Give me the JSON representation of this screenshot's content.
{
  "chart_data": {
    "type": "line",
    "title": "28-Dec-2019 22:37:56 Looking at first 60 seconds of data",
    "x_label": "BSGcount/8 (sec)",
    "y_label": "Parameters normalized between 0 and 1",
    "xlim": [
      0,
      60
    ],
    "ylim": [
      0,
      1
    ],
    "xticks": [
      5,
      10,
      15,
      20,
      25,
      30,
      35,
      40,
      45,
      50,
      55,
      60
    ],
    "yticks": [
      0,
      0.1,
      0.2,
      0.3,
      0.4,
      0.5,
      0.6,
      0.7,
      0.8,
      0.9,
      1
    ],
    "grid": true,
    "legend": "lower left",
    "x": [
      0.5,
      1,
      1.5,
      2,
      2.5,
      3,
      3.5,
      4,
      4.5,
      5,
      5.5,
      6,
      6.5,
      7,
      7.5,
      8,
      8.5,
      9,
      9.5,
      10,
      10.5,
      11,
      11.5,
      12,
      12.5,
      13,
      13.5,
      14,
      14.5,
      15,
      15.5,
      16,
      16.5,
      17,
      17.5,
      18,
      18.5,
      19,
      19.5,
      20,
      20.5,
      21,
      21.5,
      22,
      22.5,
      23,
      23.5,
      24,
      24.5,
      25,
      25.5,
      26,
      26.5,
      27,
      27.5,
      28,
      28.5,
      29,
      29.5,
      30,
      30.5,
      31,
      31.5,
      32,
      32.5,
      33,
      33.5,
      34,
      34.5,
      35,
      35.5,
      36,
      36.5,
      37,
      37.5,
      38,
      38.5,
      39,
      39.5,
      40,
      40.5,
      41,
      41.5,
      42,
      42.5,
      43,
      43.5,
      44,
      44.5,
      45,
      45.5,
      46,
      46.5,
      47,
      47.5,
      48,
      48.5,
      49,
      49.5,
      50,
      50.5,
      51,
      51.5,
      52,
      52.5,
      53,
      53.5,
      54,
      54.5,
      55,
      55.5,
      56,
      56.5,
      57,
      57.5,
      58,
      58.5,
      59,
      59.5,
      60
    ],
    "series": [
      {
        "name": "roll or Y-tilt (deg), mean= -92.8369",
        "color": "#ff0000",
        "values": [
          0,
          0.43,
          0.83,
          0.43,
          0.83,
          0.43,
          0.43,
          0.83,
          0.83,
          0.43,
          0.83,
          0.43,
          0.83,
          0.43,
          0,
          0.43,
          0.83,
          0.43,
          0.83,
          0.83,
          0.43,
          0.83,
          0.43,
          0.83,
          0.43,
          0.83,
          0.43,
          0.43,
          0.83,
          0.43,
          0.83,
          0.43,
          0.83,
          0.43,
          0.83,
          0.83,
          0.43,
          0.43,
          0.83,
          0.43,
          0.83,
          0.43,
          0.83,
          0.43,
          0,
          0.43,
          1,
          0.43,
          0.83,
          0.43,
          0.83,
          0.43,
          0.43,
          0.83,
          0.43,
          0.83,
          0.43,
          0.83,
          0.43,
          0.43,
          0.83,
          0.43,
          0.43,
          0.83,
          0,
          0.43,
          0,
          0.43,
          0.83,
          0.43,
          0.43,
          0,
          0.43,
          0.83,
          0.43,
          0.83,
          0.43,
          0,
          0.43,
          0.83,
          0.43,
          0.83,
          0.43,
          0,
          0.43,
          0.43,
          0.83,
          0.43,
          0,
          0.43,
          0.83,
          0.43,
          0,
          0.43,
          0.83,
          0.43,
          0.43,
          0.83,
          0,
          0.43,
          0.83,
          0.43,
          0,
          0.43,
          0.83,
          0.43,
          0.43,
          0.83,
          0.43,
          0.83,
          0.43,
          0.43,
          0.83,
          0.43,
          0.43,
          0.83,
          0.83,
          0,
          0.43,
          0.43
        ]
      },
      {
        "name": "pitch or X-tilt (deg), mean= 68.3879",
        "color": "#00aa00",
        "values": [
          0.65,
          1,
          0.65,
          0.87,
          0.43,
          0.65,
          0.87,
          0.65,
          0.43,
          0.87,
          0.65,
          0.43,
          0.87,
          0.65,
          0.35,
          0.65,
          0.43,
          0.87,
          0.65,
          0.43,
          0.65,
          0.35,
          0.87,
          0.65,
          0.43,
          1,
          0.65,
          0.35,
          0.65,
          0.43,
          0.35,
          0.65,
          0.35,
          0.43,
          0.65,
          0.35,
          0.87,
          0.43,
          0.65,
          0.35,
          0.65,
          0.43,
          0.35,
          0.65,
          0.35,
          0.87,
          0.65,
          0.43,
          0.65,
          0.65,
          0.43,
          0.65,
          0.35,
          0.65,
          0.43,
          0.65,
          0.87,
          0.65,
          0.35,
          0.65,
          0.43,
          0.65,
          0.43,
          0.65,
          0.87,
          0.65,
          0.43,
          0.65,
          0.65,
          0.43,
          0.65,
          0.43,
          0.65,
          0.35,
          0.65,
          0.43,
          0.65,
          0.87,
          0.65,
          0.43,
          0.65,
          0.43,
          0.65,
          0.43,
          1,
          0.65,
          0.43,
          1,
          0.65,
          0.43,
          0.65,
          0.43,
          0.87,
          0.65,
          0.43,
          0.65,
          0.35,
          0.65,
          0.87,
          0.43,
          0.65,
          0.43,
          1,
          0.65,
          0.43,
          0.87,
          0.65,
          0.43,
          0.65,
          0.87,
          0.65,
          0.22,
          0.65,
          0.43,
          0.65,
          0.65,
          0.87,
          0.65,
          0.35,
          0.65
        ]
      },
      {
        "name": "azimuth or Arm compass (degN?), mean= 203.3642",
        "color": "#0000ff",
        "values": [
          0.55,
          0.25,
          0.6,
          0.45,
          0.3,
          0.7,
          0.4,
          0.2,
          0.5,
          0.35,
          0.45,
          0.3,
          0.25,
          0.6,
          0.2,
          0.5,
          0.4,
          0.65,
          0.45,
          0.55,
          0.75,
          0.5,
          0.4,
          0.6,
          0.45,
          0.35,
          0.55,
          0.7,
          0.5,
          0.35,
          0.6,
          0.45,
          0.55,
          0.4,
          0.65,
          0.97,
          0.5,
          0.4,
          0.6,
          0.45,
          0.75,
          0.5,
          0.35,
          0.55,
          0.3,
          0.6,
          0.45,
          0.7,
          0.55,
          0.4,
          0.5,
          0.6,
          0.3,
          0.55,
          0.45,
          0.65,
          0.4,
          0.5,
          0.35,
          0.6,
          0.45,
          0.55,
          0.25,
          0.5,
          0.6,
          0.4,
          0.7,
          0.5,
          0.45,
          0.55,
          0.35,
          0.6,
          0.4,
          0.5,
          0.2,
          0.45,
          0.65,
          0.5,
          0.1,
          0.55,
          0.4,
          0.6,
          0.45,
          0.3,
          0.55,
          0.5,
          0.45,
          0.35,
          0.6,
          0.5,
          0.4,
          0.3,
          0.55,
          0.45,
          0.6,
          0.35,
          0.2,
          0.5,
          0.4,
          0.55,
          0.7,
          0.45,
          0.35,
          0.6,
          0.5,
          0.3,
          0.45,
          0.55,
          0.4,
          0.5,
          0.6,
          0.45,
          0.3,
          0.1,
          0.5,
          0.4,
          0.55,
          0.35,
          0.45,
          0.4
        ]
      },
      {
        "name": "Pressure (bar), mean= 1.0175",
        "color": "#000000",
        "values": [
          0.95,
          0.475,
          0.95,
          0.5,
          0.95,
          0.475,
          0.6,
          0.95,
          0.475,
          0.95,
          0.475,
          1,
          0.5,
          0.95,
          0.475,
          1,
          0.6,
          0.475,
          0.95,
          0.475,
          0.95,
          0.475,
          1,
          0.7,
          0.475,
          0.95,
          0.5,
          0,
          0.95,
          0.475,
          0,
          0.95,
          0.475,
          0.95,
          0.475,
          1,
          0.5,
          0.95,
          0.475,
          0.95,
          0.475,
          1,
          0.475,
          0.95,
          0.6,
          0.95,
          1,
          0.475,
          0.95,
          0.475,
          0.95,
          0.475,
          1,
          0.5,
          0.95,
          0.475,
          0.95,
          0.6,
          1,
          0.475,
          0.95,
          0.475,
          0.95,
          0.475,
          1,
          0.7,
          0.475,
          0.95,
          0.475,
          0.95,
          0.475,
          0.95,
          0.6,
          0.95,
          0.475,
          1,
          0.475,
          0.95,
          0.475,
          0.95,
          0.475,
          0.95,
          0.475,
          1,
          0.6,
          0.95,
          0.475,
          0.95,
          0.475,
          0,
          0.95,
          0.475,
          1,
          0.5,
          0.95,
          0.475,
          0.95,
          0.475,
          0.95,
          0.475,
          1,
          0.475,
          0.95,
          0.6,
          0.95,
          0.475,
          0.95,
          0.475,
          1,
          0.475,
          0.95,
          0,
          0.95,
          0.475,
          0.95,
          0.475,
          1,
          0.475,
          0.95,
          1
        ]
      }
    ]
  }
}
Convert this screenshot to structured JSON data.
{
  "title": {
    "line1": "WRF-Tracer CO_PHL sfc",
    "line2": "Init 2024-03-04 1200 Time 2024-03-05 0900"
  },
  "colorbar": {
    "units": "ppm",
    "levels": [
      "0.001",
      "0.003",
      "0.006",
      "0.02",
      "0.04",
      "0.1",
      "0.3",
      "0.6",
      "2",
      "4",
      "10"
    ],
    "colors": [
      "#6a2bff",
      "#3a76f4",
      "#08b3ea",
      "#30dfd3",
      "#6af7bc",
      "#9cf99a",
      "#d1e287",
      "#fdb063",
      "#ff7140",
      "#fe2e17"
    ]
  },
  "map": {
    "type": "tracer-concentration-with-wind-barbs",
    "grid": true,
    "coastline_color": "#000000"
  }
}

######

**WORK REQUIRED**: Search the listing for the word "this" and return each line that holds it.

**COMPLETED TASK**:
Give me the JSON representation of this screenshot's content.
Convert this screenshot to structured JSON data.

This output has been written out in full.